▶ 提示文
--
『こうして会社を強くする』


 「働く日本人の8割はサラリーマン」と言われる。星の数ほどある会社の一つひとつが強くならなければ、未曾有の大惨事からの復興もあり得ない。そんな気持ちで手に取った一冊。社員8名で創業した京都セラミックを世界の京セラに育て、名経営者の誉れも高い稲盛和夫氏が主宰する「盛和塾」という塾がある。若手経営者のための経営塾だ。この本はその盛和塾での勉強会の内容をまとめたもの。塾生から投げかけられた34の質問に一問一答式で答えている。

 先行投資のタイミングはどう考えるべきか?低収益から脱却するには?といった具体的な質問もあれば、トップの器になるには?名経営者の条件とは?燃える闘魂をどう体得するか?といった抽象的な質問もある。進出・撤退を決断する物差しとは?中小企業の世襲制は是か非か?といったいかにも経営者の悩みといったのもある。そのそれぞれに塾長稲盛和夫が丁寧に回答しているのだが、あるときは細かく分析的であり、あるときは思想的、哲学的な切り口で塾生に道を示す。
--
▶ 設問
[a] 次の(i)〜(iii)のそれぞれについて、提示文の内容と合っているかを「はい」か「いいえ」で答え、判断の決め手となる提示文の語句をそのまま引用しなさい。
(i) 京都セラミックは社員8名で創業された。
(ii) 盛和塾はベテラン経営者を対象とした塾である。
(iii) この本では、塾生から寄せられた50の質問に答えている。
[b] 提示文のうち、「先行投資のタイミングはどう考」という語句のあるところから書き始め、「的な切り口で塾生に道を示す。」まで写したら止めて、その部分を一字一句違えずに書き写しなさい。
次に示すレコードは、提示文とは別の出典から取ったものである。

[空間レイアウトのレコード]
--
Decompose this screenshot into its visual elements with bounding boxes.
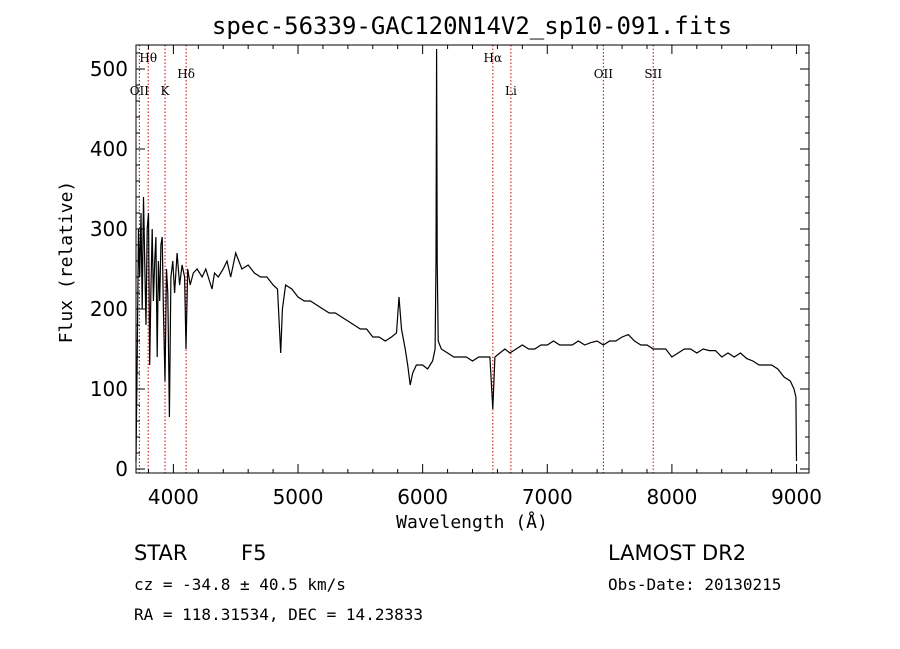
line-label-6: OII	[594, 67, 614, 81]
y-tick-label-500: 500	[90, 57, 128, 81]
x-tick-label-7000: 7000	[522, 485, 573, 509]
x-axis-ticks: 4000 5000 6000 7000 8000 9000	[148, 45, 822, 509]
line-label-1: OII	[130, 84, 150, 98]
x-tick-label-8000: 8000	[646, 485, 697, 509]
plot-frame	[135, 44, 810, 474]
chart-title: spec-56339-GAC120N14V2_sp10-091.fits	[212, 12, 732, 40]
spectrum-line	[135, 48, 798, 462]
x-tick-label-9000: 9000	[771, 485, 822, 509]
line-label-2: K	[161, 84, 171, 98]
object-class: STAR	[134, 541, 188, 565]
y-tick-label-100: 100	[90, 377, 128, 401]
redshift-cz: cz = -34.8 ± 40.5 km/s	[134, 575, 346, 594]
y-axis-ticks: 0 100 200 300 400 500	[90, 52, 809, 481]
emission-line-markers	[138, 45, 654, 473]
x-tick-label-4000: 4000	[148, 485, 199, 509]
y-axis-label: Flux (relative)	[56, 181, 77, 344]
y-tick-label-0: 0	[115, 457, 128, 481]
line-label-7: SII	[644, 67, 662, 81]
line-label-3: Hδ	[177, 67, 195, 81]
spectral-subclass: F5	[241, 541, 267, 565]
line-label-4: Hα	[484, 51, 503, 65]
x-axis-label: Wavelength (Å)	[396, 511, 548, 533]
line-label-0: Hθ	[139, 51, 157, 65]
x-tick-label-6000: 6000	[397, 485, 448, 509]
survey-name: LAMOST DR2	[608, 541, 747, 565]
observation-date: Obs-Date: 20130215	[608, 575, 782, 594]
line-labels: Hθ OII K Hδ Hα Li OII SII	[130, 51, 663, 98]
y-tick-label-200: 200	[90, 297, 128, 321]
x-tick-label-5000: 5000	[273, 485, 324, 509]
ra-dec-coordinates: RA = 118.31534, DEC = 14.23833	[134, 605, 423, 624]
y-tick-label-300: 300	[90, 217, 128, 241]
y-tick-label-400: 400	[90, 137, 128, 161]
line-label-5: Li	[505, 84, 517, 98]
--
▶ 解答
[a]
(i) はい。「社員8名で創業した京都セラミック」
(ii) いいえ。「若手経営者のための経営塾だ」
(iii) いいえ。「塾生から投げかけられた34の質問に一問一答式で答えている」

[b]
先行投資のタイミングはどう考えるべきか?低収益から脱却するには?といった具体的な質問もあれば、トップの器になるには?名経営者の条件とは?燃える闘魂をどう体得するか?といった抽象的な質問もある。進出・撤退を決断する物差しとは?中小企業の世襲制は是か非か?といったいかにも経営者の悩みといったのもある。そのそれぞれに塾長稲盛和夫が丁寧に回答しているのだが、あるときは細かく分析的であり、あるときは思想的、哲学的な切り口で塾生に道を示す。